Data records
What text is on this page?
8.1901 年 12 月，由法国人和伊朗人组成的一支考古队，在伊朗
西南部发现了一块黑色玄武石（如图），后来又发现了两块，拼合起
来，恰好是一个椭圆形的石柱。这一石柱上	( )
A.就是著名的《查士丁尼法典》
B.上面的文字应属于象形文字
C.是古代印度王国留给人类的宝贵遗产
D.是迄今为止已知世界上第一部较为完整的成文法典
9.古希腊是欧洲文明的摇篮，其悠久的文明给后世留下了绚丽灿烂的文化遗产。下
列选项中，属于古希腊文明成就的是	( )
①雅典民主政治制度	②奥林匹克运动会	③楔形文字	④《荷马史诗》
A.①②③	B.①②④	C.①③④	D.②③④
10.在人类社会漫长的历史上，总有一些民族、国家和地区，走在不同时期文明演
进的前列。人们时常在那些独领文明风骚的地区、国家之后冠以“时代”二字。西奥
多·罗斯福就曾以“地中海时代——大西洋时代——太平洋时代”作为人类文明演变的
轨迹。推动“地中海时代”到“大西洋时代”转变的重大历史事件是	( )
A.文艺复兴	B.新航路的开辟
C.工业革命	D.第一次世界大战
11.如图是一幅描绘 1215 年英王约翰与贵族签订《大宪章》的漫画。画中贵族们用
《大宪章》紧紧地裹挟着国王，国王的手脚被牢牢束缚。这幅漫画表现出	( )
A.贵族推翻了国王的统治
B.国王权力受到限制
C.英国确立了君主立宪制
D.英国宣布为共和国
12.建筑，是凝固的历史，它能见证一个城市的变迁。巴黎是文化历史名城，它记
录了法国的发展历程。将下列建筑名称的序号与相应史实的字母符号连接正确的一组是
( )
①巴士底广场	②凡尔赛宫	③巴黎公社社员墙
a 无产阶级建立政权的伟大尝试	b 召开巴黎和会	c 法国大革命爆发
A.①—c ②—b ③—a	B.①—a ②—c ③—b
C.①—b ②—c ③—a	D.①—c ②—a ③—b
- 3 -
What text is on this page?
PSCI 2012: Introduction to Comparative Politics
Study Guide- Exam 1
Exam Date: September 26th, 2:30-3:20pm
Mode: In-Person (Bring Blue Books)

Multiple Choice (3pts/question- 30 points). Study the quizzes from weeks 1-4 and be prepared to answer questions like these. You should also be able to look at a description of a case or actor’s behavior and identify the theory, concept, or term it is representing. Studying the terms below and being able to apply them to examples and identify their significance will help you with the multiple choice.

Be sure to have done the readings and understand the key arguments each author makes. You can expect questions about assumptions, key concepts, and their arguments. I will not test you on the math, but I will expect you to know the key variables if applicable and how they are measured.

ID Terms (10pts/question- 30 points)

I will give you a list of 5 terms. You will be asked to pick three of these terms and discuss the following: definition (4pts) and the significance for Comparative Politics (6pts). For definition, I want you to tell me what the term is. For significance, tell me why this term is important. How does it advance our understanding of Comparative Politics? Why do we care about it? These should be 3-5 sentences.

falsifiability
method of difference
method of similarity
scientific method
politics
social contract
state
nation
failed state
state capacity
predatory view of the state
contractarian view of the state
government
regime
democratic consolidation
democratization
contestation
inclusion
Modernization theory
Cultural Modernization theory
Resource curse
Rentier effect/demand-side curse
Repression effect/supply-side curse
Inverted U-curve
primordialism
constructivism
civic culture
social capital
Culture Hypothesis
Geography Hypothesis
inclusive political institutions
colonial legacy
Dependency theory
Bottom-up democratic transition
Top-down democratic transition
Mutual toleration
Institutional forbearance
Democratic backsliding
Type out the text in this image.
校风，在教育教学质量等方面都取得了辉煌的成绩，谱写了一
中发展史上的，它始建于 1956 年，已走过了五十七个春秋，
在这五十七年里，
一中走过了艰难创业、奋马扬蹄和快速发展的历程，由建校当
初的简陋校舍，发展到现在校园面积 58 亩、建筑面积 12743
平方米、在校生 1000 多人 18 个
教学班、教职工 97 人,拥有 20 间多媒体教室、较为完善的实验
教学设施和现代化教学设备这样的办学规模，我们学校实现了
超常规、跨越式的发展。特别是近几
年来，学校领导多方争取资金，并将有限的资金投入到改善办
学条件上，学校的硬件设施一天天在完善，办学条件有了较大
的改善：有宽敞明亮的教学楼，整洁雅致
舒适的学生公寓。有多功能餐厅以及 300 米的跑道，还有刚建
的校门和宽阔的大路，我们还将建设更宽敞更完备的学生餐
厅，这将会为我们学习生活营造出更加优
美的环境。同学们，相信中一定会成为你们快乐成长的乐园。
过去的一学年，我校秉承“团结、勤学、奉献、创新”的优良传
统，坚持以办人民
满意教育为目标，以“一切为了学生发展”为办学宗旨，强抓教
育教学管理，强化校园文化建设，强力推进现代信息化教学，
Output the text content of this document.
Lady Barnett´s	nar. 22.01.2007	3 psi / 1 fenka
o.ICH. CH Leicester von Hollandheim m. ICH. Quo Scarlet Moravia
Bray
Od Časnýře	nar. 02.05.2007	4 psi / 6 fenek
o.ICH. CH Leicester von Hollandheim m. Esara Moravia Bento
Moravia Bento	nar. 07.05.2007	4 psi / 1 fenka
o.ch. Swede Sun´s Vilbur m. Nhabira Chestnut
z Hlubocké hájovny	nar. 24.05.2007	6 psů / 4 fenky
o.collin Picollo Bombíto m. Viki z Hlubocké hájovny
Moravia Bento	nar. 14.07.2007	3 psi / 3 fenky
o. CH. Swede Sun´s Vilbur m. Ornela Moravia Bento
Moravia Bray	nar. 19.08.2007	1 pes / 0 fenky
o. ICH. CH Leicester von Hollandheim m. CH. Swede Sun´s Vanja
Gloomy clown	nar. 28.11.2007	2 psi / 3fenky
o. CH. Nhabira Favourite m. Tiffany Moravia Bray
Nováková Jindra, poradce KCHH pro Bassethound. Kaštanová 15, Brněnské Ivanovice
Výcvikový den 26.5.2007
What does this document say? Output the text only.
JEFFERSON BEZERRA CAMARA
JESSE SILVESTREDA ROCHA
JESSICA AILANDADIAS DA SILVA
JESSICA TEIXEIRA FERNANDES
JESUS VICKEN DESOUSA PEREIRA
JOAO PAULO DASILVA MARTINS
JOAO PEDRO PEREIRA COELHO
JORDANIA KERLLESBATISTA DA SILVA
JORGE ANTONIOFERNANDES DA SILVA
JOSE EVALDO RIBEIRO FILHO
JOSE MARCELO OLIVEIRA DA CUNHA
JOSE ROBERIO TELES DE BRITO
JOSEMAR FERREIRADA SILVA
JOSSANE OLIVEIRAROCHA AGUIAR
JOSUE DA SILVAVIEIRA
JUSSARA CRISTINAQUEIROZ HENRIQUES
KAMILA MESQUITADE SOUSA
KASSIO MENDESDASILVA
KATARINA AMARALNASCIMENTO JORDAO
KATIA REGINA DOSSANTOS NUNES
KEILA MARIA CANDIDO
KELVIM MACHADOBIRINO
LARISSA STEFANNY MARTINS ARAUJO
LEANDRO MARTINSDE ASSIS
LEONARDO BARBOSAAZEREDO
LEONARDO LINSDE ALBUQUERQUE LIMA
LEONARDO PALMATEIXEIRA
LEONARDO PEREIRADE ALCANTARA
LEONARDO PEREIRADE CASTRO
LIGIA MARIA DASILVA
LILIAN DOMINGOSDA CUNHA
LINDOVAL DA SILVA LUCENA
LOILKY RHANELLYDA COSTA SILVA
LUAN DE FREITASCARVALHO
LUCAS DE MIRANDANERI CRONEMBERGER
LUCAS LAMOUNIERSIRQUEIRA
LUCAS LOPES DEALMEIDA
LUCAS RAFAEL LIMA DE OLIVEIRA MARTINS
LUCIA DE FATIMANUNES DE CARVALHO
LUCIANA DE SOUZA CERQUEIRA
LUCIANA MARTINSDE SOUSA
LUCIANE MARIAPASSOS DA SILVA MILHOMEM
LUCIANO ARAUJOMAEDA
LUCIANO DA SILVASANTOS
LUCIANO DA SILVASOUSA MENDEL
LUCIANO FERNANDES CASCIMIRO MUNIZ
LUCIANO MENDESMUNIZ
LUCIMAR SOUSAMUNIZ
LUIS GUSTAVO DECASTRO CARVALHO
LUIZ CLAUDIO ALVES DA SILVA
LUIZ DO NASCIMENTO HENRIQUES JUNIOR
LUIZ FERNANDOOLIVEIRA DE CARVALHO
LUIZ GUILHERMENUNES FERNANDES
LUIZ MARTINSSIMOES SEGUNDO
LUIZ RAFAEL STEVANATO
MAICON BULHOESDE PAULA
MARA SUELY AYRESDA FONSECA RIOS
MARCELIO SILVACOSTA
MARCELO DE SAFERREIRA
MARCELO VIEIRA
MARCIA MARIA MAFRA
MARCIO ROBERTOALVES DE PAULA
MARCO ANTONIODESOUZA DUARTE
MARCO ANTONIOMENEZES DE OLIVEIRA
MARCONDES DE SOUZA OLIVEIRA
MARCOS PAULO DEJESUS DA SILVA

Stated task:
Pick out the lines that have the word "view". Copy them all.

Answer to the problem:
predatory view of the state
contractarian view of the state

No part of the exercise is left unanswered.